** Your instructions **
Wherever the word "TradingView" shows up in a line, please copy that line.
··········
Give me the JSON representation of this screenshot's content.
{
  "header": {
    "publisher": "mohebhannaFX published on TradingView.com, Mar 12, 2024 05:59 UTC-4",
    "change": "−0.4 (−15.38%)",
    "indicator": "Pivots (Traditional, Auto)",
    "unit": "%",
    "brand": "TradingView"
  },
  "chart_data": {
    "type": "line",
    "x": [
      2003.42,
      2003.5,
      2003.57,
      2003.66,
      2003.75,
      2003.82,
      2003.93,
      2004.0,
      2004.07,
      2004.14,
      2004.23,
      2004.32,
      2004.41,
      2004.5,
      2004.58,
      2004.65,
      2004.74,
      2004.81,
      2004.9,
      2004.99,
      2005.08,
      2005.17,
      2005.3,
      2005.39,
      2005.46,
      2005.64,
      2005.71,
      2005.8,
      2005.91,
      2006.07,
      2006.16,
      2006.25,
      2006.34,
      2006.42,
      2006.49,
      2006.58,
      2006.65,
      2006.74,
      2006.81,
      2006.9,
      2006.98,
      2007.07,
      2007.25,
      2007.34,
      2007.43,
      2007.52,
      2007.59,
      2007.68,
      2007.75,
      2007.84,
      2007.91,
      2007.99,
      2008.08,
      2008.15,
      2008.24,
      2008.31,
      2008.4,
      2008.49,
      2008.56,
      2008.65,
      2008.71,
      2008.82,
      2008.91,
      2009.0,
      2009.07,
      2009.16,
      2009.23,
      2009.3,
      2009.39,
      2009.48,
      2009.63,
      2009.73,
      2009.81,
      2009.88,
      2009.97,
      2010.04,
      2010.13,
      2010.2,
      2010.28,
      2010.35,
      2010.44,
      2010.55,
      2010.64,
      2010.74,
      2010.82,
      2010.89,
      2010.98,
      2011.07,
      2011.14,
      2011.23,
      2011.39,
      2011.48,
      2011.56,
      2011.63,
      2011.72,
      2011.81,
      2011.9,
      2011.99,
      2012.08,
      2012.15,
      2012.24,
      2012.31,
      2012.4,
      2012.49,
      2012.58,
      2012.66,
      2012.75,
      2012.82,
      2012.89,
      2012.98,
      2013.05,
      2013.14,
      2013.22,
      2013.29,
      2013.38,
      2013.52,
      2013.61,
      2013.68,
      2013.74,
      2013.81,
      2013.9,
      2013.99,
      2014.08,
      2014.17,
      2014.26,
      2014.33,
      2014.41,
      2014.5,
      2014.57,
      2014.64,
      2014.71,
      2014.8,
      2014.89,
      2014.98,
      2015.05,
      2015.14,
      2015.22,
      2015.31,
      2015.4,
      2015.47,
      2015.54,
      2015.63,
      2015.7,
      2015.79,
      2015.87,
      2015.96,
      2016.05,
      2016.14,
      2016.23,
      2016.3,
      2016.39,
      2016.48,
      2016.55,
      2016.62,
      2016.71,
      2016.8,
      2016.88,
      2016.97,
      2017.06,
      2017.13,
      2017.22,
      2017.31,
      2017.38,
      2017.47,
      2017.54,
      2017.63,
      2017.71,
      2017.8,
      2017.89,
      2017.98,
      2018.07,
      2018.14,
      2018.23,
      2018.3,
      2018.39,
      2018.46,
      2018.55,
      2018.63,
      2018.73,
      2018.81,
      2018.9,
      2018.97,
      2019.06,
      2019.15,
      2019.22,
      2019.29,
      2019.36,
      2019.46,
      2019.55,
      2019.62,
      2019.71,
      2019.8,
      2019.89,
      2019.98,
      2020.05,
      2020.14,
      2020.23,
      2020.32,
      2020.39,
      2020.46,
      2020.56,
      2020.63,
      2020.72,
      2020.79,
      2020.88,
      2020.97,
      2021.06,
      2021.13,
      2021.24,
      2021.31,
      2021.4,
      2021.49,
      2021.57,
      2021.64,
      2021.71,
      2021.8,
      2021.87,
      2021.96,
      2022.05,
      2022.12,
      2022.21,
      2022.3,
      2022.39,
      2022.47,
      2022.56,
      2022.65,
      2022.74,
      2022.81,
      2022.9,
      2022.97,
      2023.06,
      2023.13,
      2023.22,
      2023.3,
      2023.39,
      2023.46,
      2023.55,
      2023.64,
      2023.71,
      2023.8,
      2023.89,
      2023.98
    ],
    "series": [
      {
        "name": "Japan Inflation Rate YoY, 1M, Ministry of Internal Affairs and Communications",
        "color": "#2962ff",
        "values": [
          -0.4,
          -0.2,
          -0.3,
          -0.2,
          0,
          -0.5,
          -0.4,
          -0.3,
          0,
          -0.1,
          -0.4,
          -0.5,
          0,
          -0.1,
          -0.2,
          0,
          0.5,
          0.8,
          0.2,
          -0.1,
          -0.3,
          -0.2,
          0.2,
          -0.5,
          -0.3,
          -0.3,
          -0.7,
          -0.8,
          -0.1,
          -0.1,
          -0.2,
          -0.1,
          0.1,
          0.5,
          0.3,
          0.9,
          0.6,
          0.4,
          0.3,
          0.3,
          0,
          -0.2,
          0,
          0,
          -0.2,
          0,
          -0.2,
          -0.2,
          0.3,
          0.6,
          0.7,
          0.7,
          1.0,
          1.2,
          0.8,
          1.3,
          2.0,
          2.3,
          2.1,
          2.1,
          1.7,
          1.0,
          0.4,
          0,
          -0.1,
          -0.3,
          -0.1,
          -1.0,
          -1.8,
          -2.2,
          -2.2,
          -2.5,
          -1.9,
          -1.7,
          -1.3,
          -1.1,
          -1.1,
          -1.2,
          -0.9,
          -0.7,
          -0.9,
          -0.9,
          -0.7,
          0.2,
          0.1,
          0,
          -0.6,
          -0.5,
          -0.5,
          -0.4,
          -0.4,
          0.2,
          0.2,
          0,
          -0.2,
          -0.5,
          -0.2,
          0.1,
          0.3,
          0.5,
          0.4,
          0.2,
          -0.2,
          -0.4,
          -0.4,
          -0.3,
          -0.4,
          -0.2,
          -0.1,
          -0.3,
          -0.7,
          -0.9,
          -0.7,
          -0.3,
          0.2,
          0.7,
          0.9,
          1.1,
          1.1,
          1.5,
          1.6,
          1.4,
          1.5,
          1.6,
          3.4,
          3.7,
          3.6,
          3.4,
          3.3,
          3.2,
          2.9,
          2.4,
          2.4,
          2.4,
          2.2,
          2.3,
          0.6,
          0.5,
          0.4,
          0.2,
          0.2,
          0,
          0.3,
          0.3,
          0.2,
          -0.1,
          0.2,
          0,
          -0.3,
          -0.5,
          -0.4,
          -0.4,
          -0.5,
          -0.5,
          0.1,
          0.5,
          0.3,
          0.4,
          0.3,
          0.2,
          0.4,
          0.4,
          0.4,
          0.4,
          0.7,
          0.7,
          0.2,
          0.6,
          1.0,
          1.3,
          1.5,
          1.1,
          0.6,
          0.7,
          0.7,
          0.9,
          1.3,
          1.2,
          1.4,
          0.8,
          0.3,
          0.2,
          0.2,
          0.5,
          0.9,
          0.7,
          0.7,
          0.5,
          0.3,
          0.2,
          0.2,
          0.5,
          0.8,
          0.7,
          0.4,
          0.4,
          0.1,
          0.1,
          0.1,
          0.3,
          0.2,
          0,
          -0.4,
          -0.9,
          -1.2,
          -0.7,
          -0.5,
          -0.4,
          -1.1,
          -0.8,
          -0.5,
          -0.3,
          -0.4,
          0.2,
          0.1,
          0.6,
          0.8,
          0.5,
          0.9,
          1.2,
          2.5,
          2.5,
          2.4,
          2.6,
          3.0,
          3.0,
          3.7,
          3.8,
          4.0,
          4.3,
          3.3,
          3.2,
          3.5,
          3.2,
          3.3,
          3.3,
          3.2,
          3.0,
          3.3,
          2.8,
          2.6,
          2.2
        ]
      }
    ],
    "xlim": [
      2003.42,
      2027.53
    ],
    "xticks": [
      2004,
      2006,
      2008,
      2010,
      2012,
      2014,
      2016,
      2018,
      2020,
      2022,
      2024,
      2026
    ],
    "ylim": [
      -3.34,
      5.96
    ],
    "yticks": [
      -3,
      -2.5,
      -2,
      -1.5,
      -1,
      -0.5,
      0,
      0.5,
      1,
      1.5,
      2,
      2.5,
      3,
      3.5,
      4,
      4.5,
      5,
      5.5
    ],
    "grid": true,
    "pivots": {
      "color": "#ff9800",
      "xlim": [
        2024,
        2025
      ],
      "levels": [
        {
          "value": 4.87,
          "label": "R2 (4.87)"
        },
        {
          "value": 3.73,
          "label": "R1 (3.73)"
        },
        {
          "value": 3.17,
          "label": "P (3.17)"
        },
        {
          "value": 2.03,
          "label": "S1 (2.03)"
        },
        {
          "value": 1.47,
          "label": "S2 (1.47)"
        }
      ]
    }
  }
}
··········
** Completed exercise **
    "publisher": "mohebhannaFX published on TradingView.com, Mar 12, 2024 05:59 UTC-4",
    "brand": "TradingView"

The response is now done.